Check each line of the data below for the word "this", then extract the ones that have it.
[Start]
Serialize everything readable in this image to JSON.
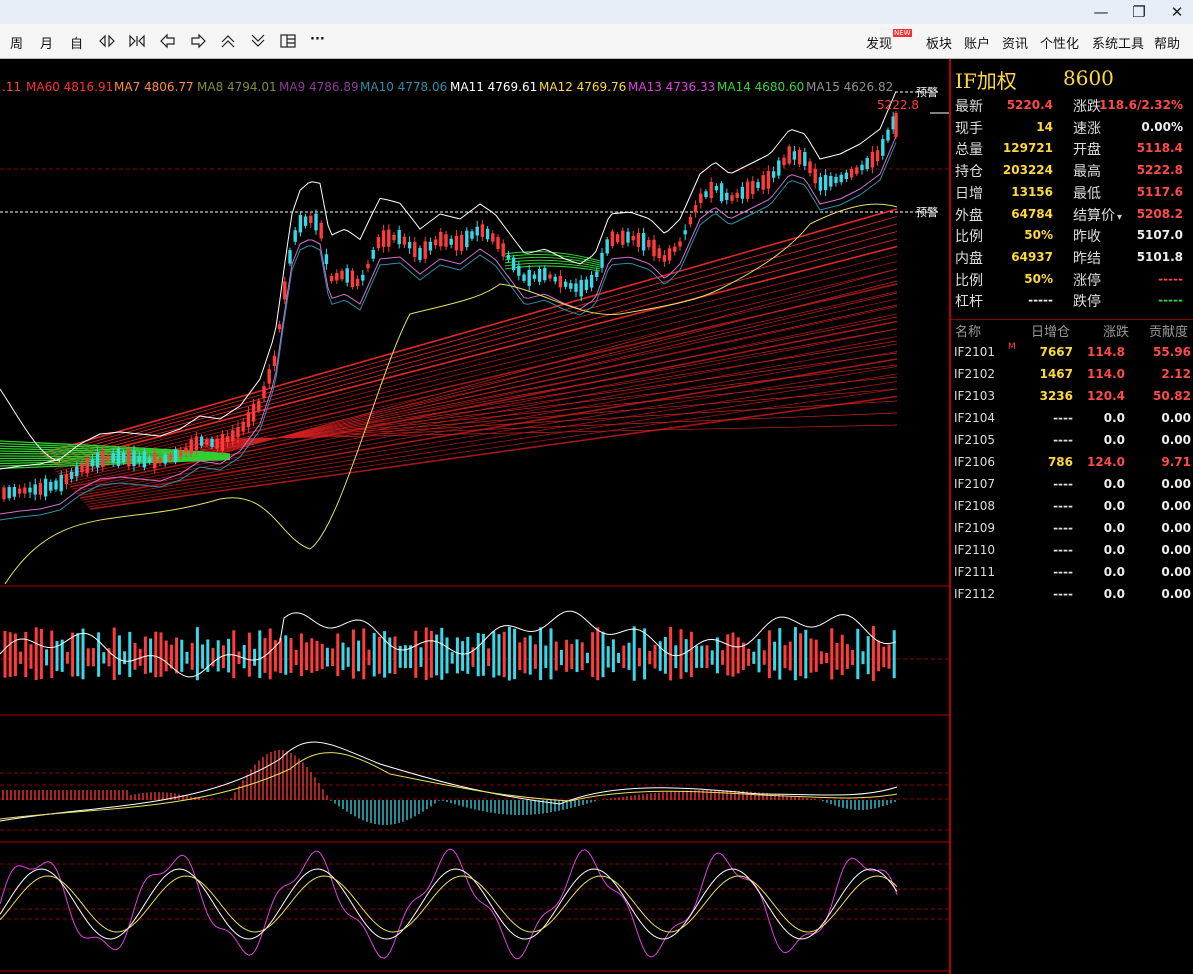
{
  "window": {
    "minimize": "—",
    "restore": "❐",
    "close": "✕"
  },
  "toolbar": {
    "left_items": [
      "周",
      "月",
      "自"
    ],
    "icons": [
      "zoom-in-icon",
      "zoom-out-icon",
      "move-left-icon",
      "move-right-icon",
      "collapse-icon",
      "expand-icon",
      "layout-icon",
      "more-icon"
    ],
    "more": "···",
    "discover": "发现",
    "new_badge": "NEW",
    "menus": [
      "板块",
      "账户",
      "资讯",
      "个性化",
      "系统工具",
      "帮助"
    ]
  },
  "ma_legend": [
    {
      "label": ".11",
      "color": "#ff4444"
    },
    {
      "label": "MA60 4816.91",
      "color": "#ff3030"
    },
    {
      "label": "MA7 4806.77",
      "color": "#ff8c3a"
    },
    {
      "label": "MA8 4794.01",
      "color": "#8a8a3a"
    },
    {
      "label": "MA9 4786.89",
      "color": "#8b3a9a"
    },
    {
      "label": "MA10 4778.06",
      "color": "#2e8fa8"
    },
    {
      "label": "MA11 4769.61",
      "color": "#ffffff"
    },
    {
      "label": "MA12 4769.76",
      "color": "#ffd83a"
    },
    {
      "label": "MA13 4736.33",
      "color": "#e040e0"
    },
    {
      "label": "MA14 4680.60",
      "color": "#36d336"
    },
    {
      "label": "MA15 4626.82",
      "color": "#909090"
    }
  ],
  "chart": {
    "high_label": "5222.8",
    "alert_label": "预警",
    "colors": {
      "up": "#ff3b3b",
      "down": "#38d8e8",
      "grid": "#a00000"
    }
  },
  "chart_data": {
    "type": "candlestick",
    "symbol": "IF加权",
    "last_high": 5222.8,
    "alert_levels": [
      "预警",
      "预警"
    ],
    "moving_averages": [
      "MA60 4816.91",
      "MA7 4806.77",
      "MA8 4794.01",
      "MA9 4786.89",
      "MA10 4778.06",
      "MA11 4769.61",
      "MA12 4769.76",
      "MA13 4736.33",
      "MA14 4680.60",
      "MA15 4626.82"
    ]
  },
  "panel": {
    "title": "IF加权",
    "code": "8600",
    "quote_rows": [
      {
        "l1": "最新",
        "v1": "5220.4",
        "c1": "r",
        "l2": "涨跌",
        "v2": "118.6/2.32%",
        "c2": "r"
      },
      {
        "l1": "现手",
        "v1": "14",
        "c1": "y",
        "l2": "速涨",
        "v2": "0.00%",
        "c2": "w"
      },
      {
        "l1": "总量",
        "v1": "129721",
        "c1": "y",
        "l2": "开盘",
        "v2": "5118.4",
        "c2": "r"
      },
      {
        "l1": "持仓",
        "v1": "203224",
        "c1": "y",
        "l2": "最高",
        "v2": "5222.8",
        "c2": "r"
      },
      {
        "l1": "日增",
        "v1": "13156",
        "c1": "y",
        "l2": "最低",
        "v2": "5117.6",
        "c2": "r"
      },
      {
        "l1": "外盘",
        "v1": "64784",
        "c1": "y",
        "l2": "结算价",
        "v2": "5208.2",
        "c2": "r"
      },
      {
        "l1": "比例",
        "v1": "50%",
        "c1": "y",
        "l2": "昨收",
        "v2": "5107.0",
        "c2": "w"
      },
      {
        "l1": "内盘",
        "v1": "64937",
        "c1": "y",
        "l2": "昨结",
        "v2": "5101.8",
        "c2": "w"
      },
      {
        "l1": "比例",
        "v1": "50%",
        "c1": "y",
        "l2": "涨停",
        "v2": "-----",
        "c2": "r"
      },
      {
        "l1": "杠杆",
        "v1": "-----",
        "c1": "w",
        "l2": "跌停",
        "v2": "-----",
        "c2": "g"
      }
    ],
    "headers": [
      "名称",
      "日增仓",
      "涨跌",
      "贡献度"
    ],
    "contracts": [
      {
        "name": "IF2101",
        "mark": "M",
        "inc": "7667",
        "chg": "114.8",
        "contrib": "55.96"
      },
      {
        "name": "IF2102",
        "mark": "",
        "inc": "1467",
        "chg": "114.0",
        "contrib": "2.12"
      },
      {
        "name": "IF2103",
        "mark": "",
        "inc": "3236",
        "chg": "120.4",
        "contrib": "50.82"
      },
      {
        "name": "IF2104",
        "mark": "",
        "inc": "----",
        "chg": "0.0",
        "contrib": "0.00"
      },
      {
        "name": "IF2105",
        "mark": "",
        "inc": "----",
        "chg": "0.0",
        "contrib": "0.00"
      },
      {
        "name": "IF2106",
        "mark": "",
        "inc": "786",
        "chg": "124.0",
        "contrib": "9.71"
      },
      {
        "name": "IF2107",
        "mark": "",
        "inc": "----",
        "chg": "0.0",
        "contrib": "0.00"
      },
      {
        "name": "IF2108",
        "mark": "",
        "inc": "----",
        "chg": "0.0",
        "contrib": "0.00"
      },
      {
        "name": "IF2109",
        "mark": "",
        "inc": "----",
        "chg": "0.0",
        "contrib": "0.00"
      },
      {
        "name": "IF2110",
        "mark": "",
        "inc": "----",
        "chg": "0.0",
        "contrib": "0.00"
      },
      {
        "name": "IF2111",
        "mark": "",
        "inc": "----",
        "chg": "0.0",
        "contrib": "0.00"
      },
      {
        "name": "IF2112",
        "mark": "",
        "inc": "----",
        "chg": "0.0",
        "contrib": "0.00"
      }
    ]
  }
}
[End]
[Start]
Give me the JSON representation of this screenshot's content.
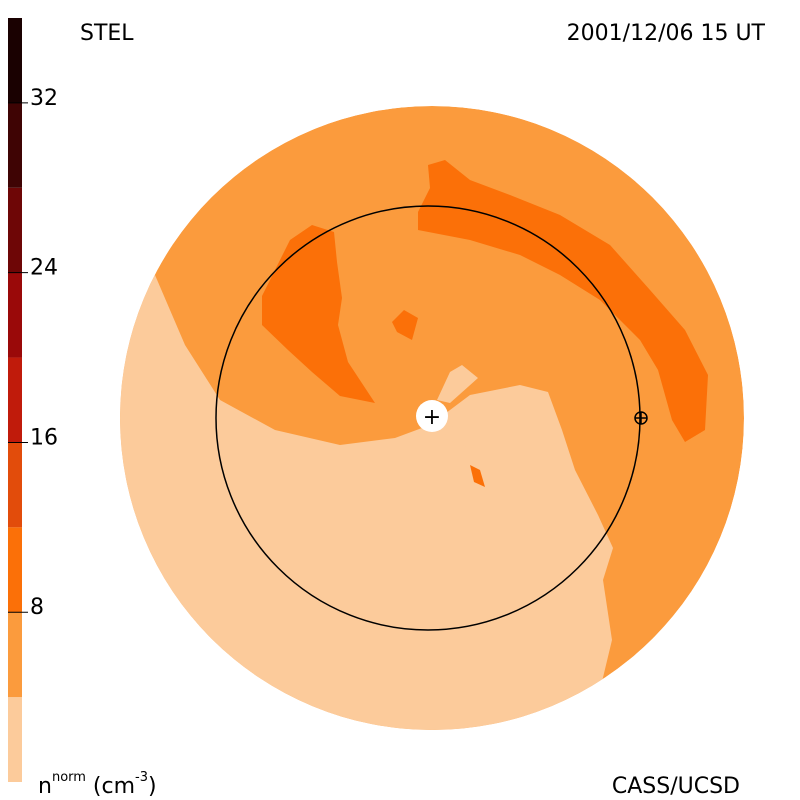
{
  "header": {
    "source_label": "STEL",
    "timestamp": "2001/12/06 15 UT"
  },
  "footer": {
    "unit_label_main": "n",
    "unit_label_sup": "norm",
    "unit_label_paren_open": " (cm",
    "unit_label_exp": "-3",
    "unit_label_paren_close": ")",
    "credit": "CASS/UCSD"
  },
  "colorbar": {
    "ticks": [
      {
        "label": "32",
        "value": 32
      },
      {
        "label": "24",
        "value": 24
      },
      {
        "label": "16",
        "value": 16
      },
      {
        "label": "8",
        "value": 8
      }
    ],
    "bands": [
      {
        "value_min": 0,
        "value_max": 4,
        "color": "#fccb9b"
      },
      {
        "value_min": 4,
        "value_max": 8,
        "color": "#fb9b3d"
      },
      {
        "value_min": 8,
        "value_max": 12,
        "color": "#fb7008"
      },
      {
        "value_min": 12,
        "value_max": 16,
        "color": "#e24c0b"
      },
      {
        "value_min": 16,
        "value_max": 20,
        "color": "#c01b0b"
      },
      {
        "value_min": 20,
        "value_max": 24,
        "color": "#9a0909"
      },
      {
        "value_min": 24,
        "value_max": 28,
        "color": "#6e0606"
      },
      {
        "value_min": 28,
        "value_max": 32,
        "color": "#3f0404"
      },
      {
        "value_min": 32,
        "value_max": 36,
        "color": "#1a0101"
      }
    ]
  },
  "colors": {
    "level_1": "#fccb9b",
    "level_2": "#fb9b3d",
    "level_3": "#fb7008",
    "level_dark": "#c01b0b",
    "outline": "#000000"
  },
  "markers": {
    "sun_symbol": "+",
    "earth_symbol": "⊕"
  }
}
[End]
OUTPUT
Serialize everything readable in this image to JSON.
Give me the JSON representation of this screenshot's content.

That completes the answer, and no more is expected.